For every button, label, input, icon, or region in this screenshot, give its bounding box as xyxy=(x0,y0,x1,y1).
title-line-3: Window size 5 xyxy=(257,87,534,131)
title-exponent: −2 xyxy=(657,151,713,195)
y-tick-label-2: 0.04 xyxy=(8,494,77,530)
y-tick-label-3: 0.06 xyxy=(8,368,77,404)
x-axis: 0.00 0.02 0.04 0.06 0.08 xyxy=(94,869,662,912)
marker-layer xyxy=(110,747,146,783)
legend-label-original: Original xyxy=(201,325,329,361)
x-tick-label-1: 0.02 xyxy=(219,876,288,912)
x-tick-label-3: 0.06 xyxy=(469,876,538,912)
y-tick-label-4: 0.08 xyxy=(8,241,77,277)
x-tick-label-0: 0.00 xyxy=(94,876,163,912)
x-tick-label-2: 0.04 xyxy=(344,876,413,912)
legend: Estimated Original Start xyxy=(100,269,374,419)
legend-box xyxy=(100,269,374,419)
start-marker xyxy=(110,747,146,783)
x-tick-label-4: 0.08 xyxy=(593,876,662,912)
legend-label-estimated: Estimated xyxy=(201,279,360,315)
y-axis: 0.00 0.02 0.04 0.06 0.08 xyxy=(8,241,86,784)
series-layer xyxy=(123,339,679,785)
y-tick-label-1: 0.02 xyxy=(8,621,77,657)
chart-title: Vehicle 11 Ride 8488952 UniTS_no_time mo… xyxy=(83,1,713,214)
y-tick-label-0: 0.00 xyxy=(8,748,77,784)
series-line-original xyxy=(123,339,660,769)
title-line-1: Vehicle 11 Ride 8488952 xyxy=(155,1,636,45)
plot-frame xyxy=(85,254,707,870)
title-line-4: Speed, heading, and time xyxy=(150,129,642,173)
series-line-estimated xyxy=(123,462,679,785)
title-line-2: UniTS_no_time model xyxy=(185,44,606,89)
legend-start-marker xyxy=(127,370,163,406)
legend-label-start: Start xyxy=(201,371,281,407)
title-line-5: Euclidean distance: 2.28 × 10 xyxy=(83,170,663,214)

(Directions for this task): Copy the material above line for line, with every character unchanged.

(Completed exercise):
For every button, label, input, icon, or region in this screenshot, give its bounding box as xyxy=(x0,y0,x1,y1).
title-line-3: Window size 5 xyxy=(257,87,534,131)
title-exponent: −2 xyxy=(657,151,713,195)
y-tick-label-2: 0.04 xyxy=(8,494,77,530)
y-tick-label-3: 0.06 xyxy=(8,368,77,404)
x-axis: 0.00 0.02 0.04 0.06 0.08 xyxy=(94,869,662,912)
marker-layer xyxy=(110,747,146,783)
legend-label-original: Original xyxy=(201,325,329,361)
x-tick-label-1: 0.02 xyxy=(219,876,288,912)
x-tick-label-3: 0.06 xyxy=(469,876,538,912)
y-tick-label-4: 0.08 xyxy=(8,241,77,277)
x-tick-label-0: 0.00 xyxy=(94,876,163,912)
x-tick-label-2: 0.04 xyxy=(344,876,413,912)
legend: Estimated Original Start xyxy=(100,269,374,419)
legend-box xyxy=(100,269,374,419)
start-marker xyxy=(110,747,146,783)
x-tick-label-4: 0.08 xyxy=(593,876,662,912)
legend-label-estimated: Estimated xyxy=(201,279,360,315)
y-axis: 0.00 0.02 0.04 0.06 0.08 xyxy=(8,241,86,784)
series-layer xyxy=(123,339,679,785)
y-tick-label-1: 0.02 xyxy=(8,621,77,657)
chart-title: Vehicle 11 Ride 8488952 UniTS_no_time mo… xyxy=(83,1,713,214)
y-tick-label-0: 0.00 xyxy=(8,748,77,784)
series-line-original xyxy=(123,339,660,769)
title-line-1: Vehicle 11 Ride 8488952 xyxy=(155,1,636,45)
plot-frame xyxy=(85,254,707,870)
title-line-4: Speed, heading, and time xyxy=(150,129,642,173)
series-line-estimated xyxy=(123,462,679,785)
title-line-2: UniTS_no_time model xyxy=(185,44,606,89)
legend-start-marker xyxy=(127,370,163,406)
legend-label-start: Start xyxy=(201,371,281,407)
title-line-5: Euclidean distance: 2.28 × 10 xyxy=(83,170,663,214)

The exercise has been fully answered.